> **TAREFAS A REALIZAR**
#1 Traduza para inglês a frase "É de guitarra a peito que se tem uma imagem nítida de Yorke na nossa memória.", retirada do texto sobre o concerto de Thom Yorke.
#2 Transcreva do texto sobre o concerto de Thom Yorke o trecho que começa nas palavras "E assim foi." e termina após as palavras "concerto da noite.".

> **EXCERTO**
======

Uma hora e picos depois e tinha-se um coração que transbordava emoção, corpo todo arrepiado e o sufoco de não saber como interiorizar a magnitude de tal feito; Thom Yorke justificou toda a genialidade e deu um concerto directo para a história de todas as edições do festival de Algés.
Os indícios no ‘antes’, levantavam alguns receios, como uma tenda com muito espaço por preencher e referências a Radiohead aqui e acolá – isto foi para ti, miúda com “Karma Police” escrito na testa. Mas no momento em que o relógio dá as doze badaladas, toda a atmosfera muda para mergulhar dentro do imaginário de Thom Yorke.
É de guitarra a peito que se tem uma imagem nítida de Yorke na nossa memória. Essa desfaz-se rapidamente mal as primeiras notas de “Impossible Knots” e “Black Swan” se propagam pela agora imensidão no Palco Sagres: a música electrónica apropriou-se de Thom Yorke, e cada beat torna-se em toques de magia.
A linha de pensamento electrónica por trás de Kid A é aqui expandida, fruto da evolução das tecnologias ao longo dos últimos quase 20 anos. E é graças às mesmas que se vê Thom Yorke no seu estado mais livre e solto, dando asas à criatividade e felicidade de um artista que sempre sonhou ter carta branca em loja de tintas, telas e afins. Essa criatividade é também exemplificada através das projeções abstratas emitidas na gigante tela que decora o palco, sincronizadas ao mais ínfimo beat ou luz que exista na mente de Yorke.
Mas engane-se quem pense que isto é electrónica para dançar; nem Thom Yorke seria vulgar a esse ponto. A sonoridade que aqui reside não é vistosa porque se quer afirmar como artística; não, é vistosa porque dá forma e corpo ao inconsciente de quem encontra na música o seu refúgio. Aquele momento era dos incompreendidos, e ninguém arredaria pé da presença de alguém que sempre fez canções para serem entendidas, mas agora, fá-las com o intuito de serem sentidas.
E assim foi. Tudo era sentido e absorvido. Até poderia não ter esse intuito, mas soube quase a terapia, daquela que nos levou às lágrimas em “Dawn Chorus” e acorda-nos para a vida no abanão eletrizante de “Default”, tema de Atoms for Peace. Não houve nenhum tema de Radiohead, mas ninguém lhe pediria isso quando tinha acabado de nos dar o concerto da noite.

======

> **DADOS DE ORIGEM**
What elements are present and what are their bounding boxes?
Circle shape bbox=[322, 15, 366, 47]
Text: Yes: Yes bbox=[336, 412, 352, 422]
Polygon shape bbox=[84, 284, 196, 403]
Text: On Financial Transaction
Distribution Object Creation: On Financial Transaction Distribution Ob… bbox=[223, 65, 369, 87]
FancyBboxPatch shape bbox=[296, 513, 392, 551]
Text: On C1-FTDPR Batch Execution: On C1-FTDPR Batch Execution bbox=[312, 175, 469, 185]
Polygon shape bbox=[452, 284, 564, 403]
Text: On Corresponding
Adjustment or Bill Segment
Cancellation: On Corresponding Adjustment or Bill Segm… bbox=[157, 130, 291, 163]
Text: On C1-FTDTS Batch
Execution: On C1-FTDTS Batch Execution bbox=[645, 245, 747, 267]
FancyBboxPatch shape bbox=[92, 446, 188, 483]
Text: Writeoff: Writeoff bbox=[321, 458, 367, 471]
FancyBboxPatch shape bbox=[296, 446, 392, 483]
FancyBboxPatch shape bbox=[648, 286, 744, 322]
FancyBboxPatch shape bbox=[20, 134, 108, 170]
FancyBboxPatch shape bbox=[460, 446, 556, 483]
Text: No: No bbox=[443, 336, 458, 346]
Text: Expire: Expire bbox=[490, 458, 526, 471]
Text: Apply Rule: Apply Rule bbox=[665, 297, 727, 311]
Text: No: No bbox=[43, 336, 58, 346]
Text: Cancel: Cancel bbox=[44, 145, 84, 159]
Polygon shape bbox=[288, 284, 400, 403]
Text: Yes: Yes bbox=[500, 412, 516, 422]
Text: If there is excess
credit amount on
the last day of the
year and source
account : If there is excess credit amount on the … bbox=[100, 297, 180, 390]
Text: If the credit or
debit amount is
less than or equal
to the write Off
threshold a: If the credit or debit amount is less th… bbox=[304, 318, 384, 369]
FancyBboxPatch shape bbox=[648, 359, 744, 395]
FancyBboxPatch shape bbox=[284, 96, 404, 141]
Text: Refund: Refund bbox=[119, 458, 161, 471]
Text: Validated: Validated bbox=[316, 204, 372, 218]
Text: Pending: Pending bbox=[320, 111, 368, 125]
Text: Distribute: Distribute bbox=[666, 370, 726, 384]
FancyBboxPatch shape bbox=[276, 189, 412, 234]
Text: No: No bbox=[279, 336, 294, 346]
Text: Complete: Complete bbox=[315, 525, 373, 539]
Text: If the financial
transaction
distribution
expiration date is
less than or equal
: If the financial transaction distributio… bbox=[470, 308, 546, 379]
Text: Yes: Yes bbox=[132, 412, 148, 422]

======

> **RESPOSTAS DO EXERCÍCIO**
#1 It is with a guitar at his chest that we hold a clear image of Yorke in our memory.

#2
E assim foi. Tudo era sentido e absorvido. Até poderia não ter esse intuito, mas soube quase a terapia, daquela que nos levou às lágrimas em “Dawn Chorus” e acorda-nos para a vida no abanão eletrizante de “Default”, tema de Atoms for Peace. Não houve nenhum tema de Radiohead, mas ninguém lhe pediria isso quando tinha acabado de nos dar o concerto da noite.